◆ The task
Report, as a bare number, how many lines contain the string "triangle".

◆ Material to process

★ ★ ★ ★ ★

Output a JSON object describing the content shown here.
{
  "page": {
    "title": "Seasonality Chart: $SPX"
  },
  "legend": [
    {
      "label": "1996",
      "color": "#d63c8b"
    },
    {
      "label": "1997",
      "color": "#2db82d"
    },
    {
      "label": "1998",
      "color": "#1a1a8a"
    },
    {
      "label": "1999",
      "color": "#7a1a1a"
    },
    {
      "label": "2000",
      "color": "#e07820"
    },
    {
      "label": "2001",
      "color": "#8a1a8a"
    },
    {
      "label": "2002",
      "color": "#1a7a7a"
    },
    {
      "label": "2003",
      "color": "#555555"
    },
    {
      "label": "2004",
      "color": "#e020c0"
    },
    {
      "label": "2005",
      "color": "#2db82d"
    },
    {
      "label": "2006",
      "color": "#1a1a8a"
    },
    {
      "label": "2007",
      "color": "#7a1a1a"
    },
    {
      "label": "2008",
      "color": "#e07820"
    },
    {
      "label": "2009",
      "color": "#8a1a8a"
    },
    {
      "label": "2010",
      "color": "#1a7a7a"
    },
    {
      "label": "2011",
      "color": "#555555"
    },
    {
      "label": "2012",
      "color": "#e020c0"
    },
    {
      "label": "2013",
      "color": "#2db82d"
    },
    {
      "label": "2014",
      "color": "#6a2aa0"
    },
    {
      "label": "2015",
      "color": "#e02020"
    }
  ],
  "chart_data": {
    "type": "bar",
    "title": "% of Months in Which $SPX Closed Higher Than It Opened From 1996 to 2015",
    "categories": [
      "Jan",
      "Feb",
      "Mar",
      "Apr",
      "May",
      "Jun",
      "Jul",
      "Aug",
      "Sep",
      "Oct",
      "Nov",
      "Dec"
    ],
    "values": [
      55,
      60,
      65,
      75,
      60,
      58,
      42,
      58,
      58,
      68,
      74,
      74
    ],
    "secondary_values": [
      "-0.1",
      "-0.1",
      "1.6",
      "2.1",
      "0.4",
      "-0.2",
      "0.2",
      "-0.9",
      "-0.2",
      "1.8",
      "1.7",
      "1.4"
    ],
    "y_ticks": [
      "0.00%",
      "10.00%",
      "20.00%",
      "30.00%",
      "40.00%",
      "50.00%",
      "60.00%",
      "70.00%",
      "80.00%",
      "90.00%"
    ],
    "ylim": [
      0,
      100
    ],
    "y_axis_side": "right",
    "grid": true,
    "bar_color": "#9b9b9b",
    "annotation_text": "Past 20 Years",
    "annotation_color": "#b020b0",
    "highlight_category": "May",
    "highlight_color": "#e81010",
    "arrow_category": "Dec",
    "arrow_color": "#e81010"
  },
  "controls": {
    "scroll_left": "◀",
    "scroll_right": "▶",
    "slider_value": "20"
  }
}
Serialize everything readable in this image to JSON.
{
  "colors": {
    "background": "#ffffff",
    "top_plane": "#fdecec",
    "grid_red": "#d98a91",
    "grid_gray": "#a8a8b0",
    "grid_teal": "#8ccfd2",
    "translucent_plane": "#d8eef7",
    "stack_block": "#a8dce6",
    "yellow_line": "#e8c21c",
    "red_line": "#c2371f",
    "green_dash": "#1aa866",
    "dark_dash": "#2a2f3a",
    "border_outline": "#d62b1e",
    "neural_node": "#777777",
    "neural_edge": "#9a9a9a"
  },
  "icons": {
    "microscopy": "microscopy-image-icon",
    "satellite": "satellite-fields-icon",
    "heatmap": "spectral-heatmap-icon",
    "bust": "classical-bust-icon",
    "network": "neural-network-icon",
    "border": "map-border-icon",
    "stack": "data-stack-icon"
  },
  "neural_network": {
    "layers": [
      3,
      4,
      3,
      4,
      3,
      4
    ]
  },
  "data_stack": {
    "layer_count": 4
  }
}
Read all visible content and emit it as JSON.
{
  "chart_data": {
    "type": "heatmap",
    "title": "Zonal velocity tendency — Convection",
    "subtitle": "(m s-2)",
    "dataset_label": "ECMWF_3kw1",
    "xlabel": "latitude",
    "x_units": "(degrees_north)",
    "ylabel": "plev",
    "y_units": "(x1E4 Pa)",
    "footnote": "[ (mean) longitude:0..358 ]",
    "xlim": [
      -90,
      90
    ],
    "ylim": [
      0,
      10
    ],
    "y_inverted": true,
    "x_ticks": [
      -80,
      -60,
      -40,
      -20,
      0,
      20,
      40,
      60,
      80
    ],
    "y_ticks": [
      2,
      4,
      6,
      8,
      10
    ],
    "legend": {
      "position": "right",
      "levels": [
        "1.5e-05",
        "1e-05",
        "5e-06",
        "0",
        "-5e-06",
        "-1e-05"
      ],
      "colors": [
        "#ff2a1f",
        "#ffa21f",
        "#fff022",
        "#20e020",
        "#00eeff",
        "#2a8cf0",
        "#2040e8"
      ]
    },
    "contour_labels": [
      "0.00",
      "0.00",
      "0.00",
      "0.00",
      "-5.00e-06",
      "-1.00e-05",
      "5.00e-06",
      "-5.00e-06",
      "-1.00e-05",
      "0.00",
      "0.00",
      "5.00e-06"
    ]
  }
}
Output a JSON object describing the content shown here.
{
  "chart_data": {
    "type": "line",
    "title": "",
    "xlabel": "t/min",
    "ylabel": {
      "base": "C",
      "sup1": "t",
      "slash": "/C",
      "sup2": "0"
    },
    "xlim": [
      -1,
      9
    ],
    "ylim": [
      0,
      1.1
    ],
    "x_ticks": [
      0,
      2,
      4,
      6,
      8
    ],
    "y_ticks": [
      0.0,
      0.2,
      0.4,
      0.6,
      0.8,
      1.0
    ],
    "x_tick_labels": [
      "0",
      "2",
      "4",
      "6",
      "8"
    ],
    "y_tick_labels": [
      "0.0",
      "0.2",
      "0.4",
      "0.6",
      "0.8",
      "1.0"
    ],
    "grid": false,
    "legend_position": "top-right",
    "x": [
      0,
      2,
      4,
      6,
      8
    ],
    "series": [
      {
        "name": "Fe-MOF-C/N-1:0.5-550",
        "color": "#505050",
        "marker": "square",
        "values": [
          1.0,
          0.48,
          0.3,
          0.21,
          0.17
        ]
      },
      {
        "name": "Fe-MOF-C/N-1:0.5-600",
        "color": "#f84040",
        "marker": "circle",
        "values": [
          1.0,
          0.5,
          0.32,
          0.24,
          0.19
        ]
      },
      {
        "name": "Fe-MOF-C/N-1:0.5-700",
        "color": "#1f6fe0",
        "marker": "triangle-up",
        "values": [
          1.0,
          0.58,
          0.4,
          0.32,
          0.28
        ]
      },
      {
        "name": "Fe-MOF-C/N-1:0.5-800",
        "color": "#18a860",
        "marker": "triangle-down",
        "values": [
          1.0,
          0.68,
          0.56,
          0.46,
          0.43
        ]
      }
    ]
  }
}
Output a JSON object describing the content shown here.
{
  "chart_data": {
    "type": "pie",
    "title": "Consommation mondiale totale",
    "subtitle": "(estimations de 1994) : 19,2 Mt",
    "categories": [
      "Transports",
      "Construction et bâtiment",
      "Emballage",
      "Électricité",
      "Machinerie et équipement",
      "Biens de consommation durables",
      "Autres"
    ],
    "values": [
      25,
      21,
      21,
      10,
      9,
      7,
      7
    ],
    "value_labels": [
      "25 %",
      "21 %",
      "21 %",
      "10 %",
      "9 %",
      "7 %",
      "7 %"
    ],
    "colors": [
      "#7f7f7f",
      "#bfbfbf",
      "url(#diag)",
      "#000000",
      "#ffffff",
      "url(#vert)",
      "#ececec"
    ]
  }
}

★ ★ ★ ★ ★

◆ Answer in full
2